**PROBLEM DESCRIPTION**
Gather all lines in the records below that include the word "insights".

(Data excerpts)
*****

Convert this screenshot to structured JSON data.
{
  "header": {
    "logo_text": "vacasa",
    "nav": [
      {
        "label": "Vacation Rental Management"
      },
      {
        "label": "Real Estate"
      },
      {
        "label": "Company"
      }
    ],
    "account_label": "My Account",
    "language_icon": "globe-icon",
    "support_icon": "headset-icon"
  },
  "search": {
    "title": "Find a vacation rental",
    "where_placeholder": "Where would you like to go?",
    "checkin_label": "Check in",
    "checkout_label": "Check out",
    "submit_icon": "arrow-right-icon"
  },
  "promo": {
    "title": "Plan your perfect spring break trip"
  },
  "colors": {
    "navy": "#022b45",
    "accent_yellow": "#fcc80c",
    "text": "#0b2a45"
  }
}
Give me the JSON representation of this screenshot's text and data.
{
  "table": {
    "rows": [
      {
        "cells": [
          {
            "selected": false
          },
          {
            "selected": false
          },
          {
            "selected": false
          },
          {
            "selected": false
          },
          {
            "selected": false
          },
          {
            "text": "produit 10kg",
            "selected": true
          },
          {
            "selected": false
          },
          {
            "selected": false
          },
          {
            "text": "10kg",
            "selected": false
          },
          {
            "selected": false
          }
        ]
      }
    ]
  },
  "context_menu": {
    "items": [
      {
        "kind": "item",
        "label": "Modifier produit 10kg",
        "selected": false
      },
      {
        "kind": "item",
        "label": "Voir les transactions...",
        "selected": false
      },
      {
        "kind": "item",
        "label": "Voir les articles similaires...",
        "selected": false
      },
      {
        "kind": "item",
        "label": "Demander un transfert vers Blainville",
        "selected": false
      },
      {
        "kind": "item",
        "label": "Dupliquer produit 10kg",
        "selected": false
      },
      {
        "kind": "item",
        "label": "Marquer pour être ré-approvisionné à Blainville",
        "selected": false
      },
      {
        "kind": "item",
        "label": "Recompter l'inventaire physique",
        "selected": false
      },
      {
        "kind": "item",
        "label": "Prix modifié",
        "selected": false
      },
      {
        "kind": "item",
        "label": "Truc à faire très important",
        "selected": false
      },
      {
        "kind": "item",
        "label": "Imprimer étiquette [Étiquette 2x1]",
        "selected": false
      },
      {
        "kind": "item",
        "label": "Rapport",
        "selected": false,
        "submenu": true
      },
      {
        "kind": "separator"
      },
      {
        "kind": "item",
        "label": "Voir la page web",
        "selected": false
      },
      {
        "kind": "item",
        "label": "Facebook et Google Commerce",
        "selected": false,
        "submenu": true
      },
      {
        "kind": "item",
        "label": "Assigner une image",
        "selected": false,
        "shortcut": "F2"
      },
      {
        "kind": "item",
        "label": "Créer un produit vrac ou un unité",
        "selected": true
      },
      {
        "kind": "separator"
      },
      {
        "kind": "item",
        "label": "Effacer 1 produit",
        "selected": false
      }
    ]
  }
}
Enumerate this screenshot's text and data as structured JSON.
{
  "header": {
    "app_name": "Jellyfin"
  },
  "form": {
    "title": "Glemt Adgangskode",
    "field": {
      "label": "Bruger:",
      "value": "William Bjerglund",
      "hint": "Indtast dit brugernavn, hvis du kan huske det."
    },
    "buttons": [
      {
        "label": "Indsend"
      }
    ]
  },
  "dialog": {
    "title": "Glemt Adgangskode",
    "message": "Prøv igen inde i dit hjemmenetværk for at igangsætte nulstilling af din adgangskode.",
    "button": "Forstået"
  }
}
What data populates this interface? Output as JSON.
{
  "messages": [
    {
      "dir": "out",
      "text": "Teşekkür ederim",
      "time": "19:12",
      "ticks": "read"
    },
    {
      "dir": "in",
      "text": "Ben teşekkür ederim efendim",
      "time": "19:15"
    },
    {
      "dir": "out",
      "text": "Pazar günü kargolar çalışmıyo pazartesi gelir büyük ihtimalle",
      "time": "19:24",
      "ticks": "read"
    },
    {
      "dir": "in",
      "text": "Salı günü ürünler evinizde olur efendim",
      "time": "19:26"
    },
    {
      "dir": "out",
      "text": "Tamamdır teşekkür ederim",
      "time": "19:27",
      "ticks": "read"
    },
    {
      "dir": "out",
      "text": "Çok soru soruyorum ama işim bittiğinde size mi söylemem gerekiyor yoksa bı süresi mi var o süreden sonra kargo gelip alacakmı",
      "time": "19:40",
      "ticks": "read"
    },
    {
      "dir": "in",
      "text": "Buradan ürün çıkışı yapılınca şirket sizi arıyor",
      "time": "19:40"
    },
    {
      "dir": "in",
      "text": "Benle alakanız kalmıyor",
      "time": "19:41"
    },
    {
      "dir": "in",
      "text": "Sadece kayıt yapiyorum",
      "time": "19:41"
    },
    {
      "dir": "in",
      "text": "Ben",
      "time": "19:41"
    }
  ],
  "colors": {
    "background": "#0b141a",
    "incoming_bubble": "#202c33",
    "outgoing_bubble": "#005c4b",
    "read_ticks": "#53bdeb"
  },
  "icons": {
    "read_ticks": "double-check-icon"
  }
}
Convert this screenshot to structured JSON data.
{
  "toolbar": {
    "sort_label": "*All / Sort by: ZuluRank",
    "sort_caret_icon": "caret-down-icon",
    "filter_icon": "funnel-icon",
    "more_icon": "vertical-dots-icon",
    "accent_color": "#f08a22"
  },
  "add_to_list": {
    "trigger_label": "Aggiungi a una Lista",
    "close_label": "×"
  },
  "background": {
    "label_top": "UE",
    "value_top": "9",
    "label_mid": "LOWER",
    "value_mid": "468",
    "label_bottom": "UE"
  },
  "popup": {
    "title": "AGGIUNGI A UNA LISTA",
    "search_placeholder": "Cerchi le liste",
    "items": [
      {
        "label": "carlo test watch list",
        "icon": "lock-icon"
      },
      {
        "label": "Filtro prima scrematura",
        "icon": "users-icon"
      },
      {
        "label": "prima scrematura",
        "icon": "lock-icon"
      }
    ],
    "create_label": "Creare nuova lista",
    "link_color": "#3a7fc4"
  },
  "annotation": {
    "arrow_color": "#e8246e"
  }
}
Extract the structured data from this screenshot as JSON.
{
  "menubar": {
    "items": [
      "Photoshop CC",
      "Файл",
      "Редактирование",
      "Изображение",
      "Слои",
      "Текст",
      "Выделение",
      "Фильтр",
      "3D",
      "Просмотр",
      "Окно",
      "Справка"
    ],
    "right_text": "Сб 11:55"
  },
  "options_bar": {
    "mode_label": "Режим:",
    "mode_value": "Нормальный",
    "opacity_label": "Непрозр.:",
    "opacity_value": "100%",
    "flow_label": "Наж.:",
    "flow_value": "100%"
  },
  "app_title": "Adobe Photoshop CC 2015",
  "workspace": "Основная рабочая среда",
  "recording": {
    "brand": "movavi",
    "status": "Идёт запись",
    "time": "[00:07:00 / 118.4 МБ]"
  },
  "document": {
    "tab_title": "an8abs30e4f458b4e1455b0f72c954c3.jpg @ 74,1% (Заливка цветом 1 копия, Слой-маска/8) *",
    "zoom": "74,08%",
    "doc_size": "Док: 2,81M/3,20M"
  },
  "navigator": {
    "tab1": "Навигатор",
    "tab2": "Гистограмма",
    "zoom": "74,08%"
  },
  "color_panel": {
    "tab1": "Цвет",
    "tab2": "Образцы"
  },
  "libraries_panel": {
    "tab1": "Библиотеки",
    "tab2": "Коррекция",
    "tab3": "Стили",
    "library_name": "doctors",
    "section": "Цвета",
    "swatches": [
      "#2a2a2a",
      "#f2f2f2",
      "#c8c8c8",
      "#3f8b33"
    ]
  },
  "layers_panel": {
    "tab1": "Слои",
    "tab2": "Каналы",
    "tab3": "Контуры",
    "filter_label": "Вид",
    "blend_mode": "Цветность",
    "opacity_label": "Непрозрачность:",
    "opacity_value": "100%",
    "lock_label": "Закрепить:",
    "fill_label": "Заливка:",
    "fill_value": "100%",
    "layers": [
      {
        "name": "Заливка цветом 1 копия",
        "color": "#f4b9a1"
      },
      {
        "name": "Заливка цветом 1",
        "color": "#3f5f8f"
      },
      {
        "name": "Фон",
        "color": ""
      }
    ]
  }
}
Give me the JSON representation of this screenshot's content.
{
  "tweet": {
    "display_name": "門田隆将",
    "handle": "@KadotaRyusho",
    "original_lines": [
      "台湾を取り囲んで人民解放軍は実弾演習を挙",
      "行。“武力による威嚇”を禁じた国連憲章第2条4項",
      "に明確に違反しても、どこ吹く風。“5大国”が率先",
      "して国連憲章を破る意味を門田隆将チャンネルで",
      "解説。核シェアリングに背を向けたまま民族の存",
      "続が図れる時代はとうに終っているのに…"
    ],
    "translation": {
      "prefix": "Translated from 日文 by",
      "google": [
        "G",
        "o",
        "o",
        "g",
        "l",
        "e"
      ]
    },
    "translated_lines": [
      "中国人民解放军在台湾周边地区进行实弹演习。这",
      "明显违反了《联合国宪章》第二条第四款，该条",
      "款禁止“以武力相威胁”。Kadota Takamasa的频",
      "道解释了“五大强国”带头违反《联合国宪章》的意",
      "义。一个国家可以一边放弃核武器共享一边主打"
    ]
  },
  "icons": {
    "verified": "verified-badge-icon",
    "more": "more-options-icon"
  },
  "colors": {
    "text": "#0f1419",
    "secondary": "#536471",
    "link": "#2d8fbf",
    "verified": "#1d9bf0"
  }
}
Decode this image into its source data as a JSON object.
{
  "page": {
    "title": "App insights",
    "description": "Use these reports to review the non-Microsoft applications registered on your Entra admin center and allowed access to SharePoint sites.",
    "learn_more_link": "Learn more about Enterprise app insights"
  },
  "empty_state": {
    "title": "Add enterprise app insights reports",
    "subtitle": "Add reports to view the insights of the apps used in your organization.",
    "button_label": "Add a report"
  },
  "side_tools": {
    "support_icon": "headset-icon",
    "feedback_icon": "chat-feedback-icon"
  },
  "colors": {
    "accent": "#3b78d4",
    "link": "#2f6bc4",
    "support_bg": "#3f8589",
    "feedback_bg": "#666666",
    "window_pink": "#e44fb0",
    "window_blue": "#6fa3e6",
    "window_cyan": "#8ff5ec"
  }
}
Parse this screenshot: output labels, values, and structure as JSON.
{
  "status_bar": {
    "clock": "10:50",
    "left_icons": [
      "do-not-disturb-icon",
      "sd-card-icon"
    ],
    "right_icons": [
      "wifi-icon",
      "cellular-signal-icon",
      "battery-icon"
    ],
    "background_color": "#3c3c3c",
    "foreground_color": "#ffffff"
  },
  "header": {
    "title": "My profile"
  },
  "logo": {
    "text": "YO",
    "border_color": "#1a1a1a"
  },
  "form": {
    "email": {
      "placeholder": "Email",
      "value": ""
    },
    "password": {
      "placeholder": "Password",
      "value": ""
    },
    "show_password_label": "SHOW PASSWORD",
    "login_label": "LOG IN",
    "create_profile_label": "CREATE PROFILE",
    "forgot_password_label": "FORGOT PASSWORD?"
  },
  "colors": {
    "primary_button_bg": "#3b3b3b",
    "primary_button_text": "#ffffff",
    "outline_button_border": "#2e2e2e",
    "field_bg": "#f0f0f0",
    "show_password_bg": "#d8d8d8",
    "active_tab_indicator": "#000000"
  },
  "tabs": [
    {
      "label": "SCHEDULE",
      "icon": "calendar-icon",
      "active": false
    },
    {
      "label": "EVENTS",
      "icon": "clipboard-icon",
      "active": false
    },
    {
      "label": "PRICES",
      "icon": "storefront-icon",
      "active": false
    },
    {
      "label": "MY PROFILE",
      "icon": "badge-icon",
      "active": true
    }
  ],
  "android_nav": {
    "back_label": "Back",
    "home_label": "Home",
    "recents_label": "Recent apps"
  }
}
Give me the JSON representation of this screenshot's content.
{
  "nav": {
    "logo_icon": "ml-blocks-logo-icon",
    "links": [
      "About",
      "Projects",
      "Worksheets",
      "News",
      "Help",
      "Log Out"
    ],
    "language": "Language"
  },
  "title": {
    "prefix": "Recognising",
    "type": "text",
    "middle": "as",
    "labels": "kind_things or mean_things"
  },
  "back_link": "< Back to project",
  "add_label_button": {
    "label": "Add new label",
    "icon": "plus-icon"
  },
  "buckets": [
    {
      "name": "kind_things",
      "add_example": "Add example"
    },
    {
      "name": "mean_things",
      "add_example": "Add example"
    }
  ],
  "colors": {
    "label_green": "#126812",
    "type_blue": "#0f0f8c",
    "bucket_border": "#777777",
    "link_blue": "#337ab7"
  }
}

*****

**RESPONSE FOR THIS EXERCISE**
    "title": "App insights",
    "learn_more_link": "Learn more about Enterprise app insights"
    "title": "Add enterprise app insights reports",
    "subtitle": "Add reports to view the insights of the apps used in your organization.",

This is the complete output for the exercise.